▶ [Recorded data]
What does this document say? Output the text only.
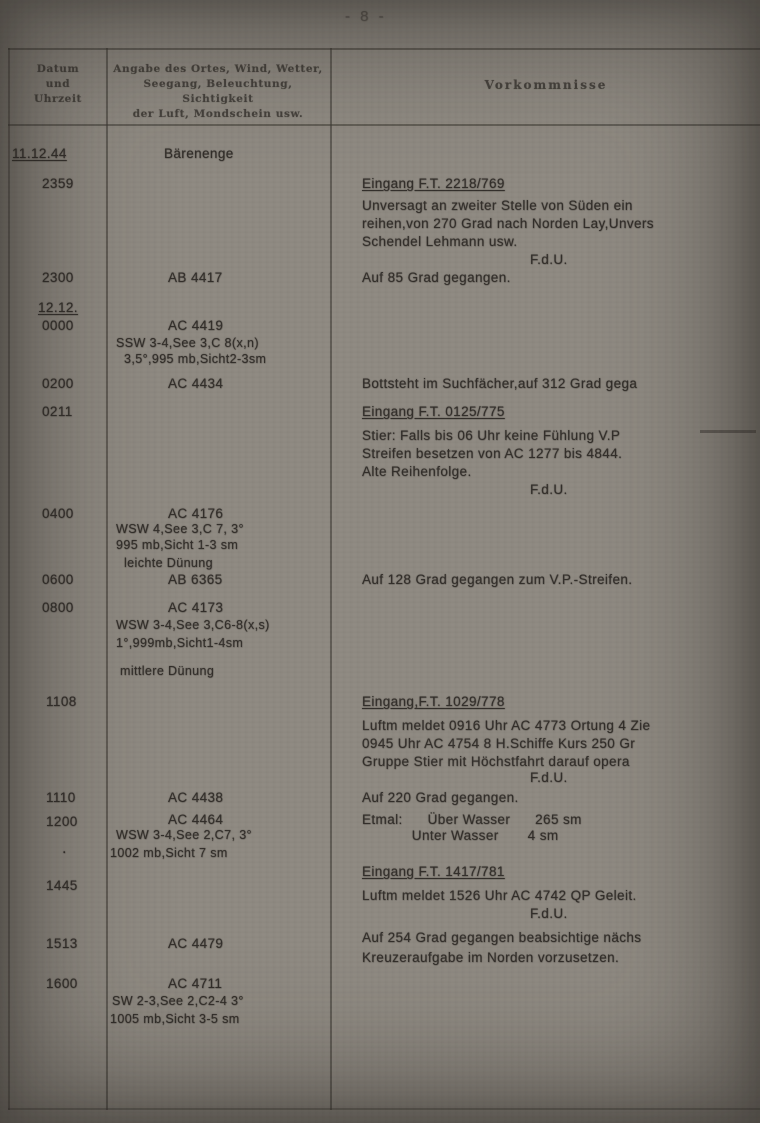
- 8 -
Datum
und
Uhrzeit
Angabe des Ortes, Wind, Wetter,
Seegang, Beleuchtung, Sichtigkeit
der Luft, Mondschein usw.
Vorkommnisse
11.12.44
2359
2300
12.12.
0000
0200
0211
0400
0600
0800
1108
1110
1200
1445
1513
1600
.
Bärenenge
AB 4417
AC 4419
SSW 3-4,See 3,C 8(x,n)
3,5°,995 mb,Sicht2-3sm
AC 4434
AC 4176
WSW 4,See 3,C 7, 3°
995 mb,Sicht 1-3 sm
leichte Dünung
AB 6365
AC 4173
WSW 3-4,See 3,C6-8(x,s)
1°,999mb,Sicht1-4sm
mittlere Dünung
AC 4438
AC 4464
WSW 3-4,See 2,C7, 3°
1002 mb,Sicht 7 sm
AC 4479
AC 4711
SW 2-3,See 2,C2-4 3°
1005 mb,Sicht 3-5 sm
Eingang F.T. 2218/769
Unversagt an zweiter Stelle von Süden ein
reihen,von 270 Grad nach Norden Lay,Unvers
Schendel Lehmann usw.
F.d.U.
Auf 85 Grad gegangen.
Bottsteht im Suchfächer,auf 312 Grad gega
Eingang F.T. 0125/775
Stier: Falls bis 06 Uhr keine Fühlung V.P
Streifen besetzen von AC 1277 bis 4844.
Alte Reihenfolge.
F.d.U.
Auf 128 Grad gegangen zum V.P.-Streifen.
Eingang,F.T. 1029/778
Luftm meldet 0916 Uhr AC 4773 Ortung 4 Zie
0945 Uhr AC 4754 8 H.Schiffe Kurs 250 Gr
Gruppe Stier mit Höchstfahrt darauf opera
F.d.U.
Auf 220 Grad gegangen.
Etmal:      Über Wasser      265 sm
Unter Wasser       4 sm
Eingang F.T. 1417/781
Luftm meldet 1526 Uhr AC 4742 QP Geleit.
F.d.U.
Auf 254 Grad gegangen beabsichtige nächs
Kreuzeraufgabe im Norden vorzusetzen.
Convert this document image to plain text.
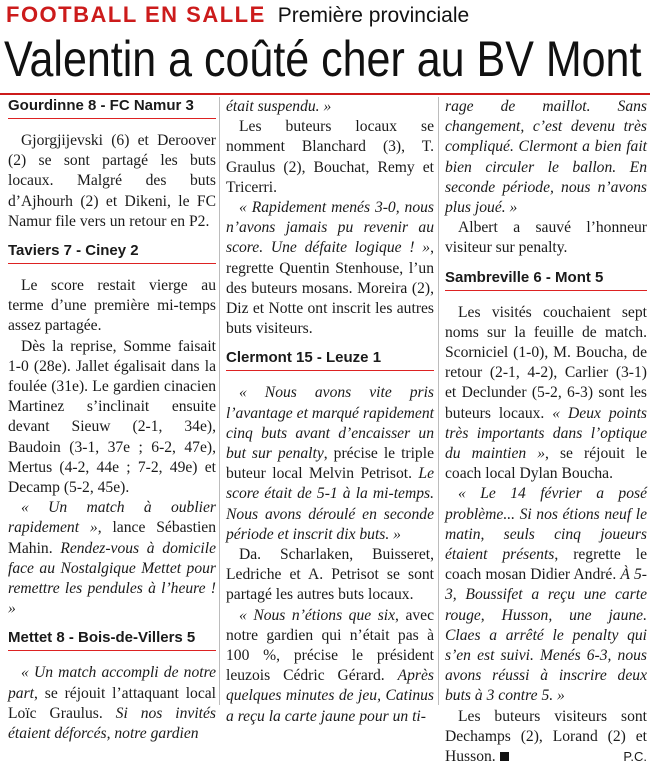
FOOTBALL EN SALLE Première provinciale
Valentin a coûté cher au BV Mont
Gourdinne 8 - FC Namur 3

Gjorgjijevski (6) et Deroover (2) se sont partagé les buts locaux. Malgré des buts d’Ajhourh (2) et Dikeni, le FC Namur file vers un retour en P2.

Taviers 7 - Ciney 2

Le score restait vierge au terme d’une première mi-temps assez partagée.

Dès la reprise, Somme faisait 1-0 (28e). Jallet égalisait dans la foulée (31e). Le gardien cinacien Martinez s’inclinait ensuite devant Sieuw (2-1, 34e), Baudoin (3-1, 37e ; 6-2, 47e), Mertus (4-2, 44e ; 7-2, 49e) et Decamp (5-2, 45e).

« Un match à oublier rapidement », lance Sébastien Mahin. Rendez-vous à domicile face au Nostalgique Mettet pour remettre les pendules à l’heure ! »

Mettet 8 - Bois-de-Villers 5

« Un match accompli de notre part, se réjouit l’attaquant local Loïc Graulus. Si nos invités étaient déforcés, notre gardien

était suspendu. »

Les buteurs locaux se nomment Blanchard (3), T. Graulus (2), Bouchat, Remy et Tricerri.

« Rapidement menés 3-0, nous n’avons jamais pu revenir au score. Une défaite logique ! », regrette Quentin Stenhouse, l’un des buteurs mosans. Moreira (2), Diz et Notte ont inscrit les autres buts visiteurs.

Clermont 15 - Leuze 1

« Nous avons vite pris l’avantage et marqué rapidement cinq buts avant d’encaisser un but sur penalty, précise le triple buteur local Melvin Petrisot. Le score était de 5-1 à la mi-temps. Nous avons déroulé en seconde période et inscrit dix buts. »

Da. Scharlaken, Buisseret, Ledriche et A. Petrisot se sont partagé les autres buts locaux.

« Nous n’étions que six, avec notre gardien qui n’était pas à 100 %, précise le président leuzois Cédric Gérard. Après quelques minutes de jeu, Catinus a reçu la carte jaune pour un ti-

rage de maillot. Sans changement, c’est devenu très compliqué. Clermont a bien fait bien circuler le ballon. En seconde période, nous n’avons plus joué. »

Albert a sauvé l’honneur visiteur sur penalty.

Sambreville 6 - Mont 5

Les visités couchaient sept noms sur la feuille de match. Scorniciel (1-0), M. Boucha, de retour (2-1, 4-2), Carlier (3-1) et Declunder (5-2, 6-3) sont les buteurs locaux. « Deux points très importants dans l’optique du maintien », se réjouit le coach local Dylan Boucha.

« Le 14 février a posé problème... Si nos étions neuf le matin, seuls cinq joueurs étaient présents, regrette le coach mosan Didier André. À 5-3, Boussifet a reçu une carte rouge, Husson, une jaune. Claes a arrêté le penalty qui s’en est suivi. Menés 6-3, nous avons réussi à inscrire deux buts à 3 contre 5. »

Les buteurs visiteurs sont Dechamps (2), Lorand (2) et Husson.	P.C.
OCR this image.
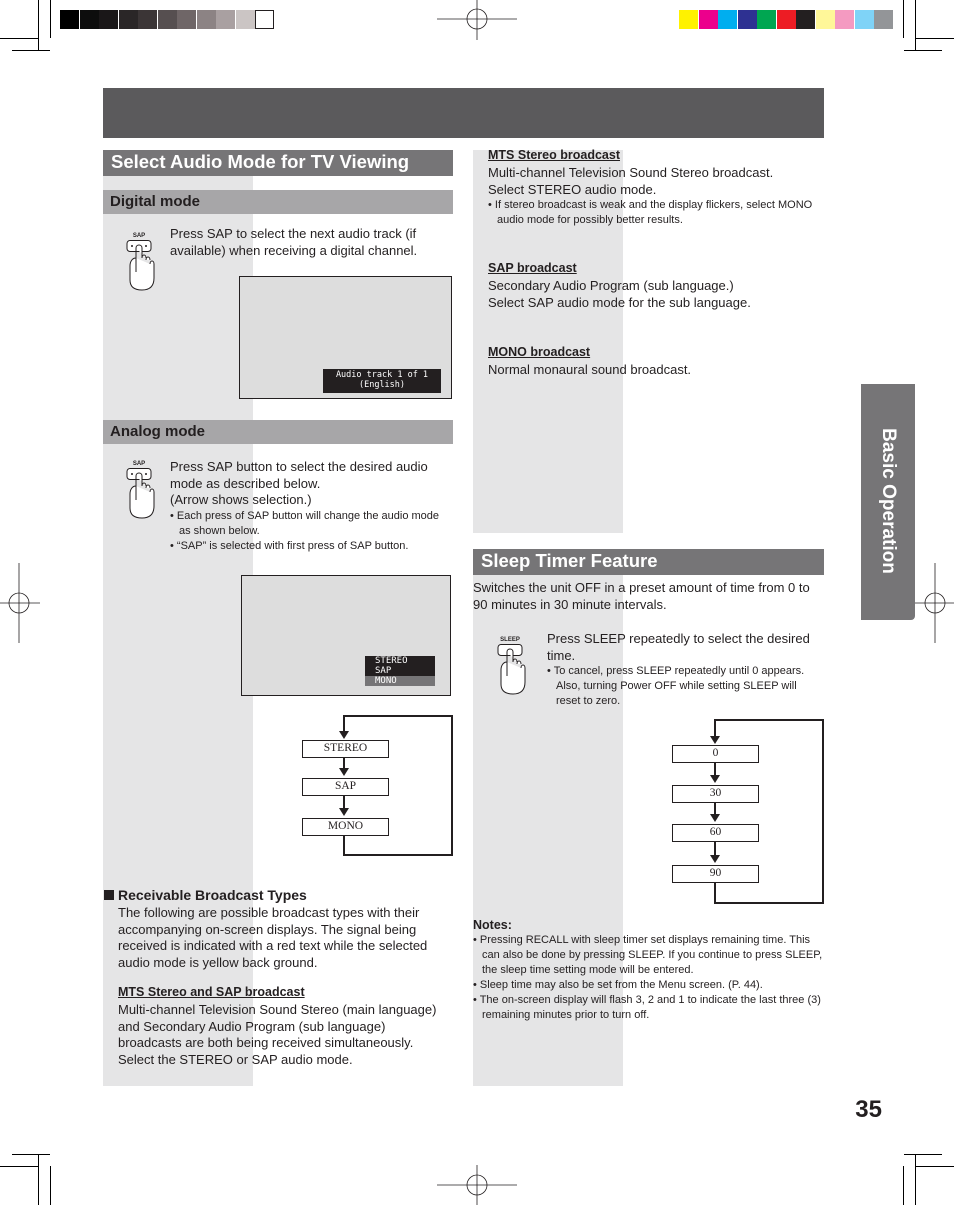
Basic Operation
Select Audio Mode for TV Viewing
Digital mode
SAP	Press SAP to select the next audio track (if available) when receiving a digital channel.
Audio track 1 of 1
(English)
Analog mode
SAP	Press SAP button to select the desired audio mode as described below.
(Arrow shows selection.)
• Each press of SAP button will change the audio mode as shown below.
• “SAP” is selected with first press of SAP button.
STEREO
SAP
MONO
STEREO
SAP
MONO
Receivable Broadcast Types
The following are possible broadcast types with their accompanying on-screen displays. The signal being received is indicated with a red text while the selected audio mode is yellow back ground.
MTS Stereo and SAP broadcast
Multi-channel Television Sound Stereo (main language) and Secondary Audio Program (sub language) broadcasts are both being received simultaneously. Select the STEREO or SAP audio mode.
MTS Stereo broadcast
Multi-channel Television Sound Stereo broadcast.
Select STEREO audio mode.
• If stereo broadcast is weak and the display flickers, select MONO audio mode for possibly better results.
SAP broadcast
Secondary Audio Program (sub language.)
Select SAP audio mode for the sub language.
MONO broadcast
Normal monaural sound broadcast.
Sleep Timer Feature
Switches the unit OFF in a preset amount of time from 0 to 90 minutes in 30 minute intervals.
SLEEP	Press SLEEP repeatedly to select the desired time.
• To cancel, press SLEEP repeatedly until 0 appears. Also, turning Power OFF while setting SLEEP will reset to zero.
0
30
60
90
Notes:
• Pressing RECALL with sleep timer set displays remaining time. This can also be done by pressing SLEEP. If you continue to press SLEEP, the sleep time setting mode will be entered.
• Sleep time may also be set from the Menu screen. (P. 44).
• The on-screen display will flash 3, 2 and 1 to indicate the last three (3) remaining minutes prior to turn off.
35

▶ [DIRECTION] Each entry shown above must be quoted exactly, with its pictures left out.

▶ [PROBLEM SOLUTION]
What does this document say? Output the text only.
- 8 -
Datum
und
Uhrzeit
Angabe des Ortes, Wind, Wetter,
Seegang, Beleuchtung, Sichtigkeit
der Luft, Mondschein usw.
Vorkommnisse
11.12.44
2359
2300
12.12.
0000
0200
0211
0400
0600
0800
1108
1110
1200
1445
1513
1600
.
Bärenenge
AB 4417
AC 4419
SSW 3-4,See 3,C 8(x,n)
3,5°,995 mb,Sicht2-3sm
AC 4434
AC 4176
WSW 4,See 3,C 7, 3°
995 mb,Sicht 1-3 sm
leichte Dünung
AB 6365
AC 4173
WSW 3-4,See 3,C6-8(x,s)
1°,999mb,Sicht1-4sm
mittlere Dünung
AC 4438
AC 4464
WSW 3-4,See 2,C7, 3°
1002 mb,Sicht 7 sm
AC 4479
AC 4711
SW 2-3,See 2,C2-4 3°
1005 mb,Sicht 3-5 sm
Eingang F.T. 2218/769
Unversagt an zweiter Stelle von Süden ein
reihen,von 270 Grad nach Norden Lay,Unvers
Schendel Lehmann usw.
F.d.U.
Auf 85 Grad gegangen.
Bottsteht im Suchfächer,auf 312 Grad gega
Eingang F.T. 0125/775
Stier: Falls bis 06 Uhr keine Fühlung V.P
Streifen besetzen von AC 1277 bis 4844.
Alte Reihenfolge.
F.d.U.
Auf 128 Grad gegangen zum V.P.-Streifen.
Eingang,F.T. 1029/778
Luftm meldet 0916 Uhr AC 4773 Ortung 4 Zie
0945 Uhr AC 4754 8 H.Schiffe Kurs 250 Gr
Gruppe Stier mit Höchstfahrt darauf opera
F.d.U.
Auf 220 Grad gegangen.
Etmal:      Über Wasser      265 sm
Unter Wasser       4 sm
Eingang F.T. 1417/781
Luftm meldet 1526 Uhr AC 4742 QP Geleit.
F.d.U.
Auf 254 Grad gegangen beabsichtige nächs
Kreuzeraufgabe im Norden vorzusetzen.
Convert this document image to plain text.
FOOTBALL EN SALLE Première provinciale
Valentin a coûté cher au BV Mont
Gourdinne 8 - FC Namur 3

Gjorgjijevski (6) et Deroover (2) se sont partagé les buts locaux. Malgré des buts d’Ajhourh (2) et Dikeni, le FC Namur file vers un retour en P2.

Taviers 7 - Ciney 2

Le score restait vierge au terme d’une première mi-temps assez partagée.

Dès la reprise, Somme faisait 1-0 (28e). Jallet égalisait dans la foulée (31e). Le gardien cinacien Martinez s’inclinait ensuite devant Sieuw (2-1, 34e), Baudoin (3-1, 37e ; 6-2, 47e), Mertus (4-2, 44e ; 7-2, 49e) et Decamp (5-2, 45e).

« Un match à oublier rapidement », lance Sébastien Mahin. Rendez-vous à domicile face au Nostalgique Mettet pour remettre les pendules à l’heure ! »

Mettet 8 - Bois-de-Villers 5

« Un match accompli de notre part, se réjouit l’attaquant local Loïc Graulus. Si nos invités étaient déforcés, notre gardien

était suspendu. »

Les buteurs locaux se nomment Blanchard (3), T. Graulus (2), Bouchat, Remy et Tricerri.

« Rapidement menés 3-0, nous n’avons jamais pu revenir au score. Une défaite logique ! », regrette Quentin Stenhouse, l’un des buteurs mosans. Moreira (2), Diz et Notte ont inscrit les autres buts visiteurs.

Clermont 15 - Leuze 1

« Nous avons vite pris l’avantage et marqué rapidement cinq buts avant d’encaisser un but sur penalty, précise le triple buteur local Melvin Petrisot. Le score était de 5-1 à la mi-temps. Nous avons déroulé en seconde période et inscrit dix buts. »

Da. Scharlaken, Buisseret, Ledriche et A. Petrisot se sont partagé les autres buts locaux.

« Nous n’étions que six, avec notre gardien qui n’était pas à 100 %, précise le président leuzois Cédric Gérard. Après quelques minutes de jeu, Catinus a reçu la carte jaune pour un ti-

rage de maillot. Sans changement, c’est devenu très compliqué. Clermont a bien fait bien circuler le ballon. En seconde période, nous n’avons plus joué. »

Albert a sauvé l’honneur visiteur sur penalty.

Sambreville 6 - Mont 5

Les visités couchaient sept noms sur la feuille de match. Scorniciel (1-0), M. Boucha, de retour (2-1, 4-2), Carlier (3-1) et Declunder (5-2, 6-3) sont les buteurs locaux. « Deux points très importants dans l’optique du maintien », se réjouit le coach local Dylan Boucha.

« Le 14 février a posé problème... Si nos étions neuf le matin, seuls cinq joueurs étaient présents, regrette le coach mosan Didier André. À 5-3, Boussifet a reçu une carte rouge, Husson, une jaune. Claes a arrêté le penalty qui s’en est suivi. Menés 6-3, nous avons réussi à inscrire deux buts à 3 contre 5. »

Les buteurs visiteurs sont Dechamps (2), Lorand (2) et Husson.	P.C.
OCR this image.
Basic Operation
Select Audio Mode for TV Viewing
Digital mode
SAP	Press SAP to select the next audio track (if available) when receiving a digital channel.
Audio track 1 of 1
(English)
Analog mode
SAP	Press SAP button to select the desired audio mode as described below.
(Arrow shows selection.)
• Each press of SAP button will change the audio mode as shown below.
• “SAP” is selected with first press of SAP button.
STEREO
SAP
MONO
STEREO
SAP
MONO
Receivable Broadcast Types
The following are possible broadcast types with their accompanying on-screen displays. The signal being received is indicated with a red text while the selected audio mode is yellow back ground.
MTS Stereo and SAP broadcast
Multi-channel Television Sound Stereo (main language) and Secondary Audio Program (sub language) broadcasts are both being received simultaneously. Select the STEREO or SAP audio mode.
MTS Stereo broadcast
Multi-channel Television Sound Stereo broadcast.
Select STEREO audio mode.
• If stereo broadcast is weak and the display flickers, select MONO audio mode for possibly better results.
SAP broadcast
Secondary Audio Program (sub language.)
Select SAP audio mode for the sub language.
MONO broadcast
Normal monaural sound broadcast.
Sleep Timer Feature
Switches the unit OFF in a preset amount of time from 0 to 90 minutes in 30 minute intervals.
SLEEP	Press SLEEP repeatedly to select the desired time.
• To cancel, press SLEEP repeatedly until 0 appears. Also, turning Power OFF while setting SLEEP will reset to zero.
0
30
60
90
Notes:
• Pressing RECALL with sleep timer set displays remaining time. This can also be done by pressing SLEEP. If you continue to press SLEEP, the sleep time setting mode will be entered.
• Sleep time may also be set from the Menu screen. (P. 44).
• The on-screen display will flash 3, 2 and 1 to indicate the last three (3) remaining minutes prior to turn off.
35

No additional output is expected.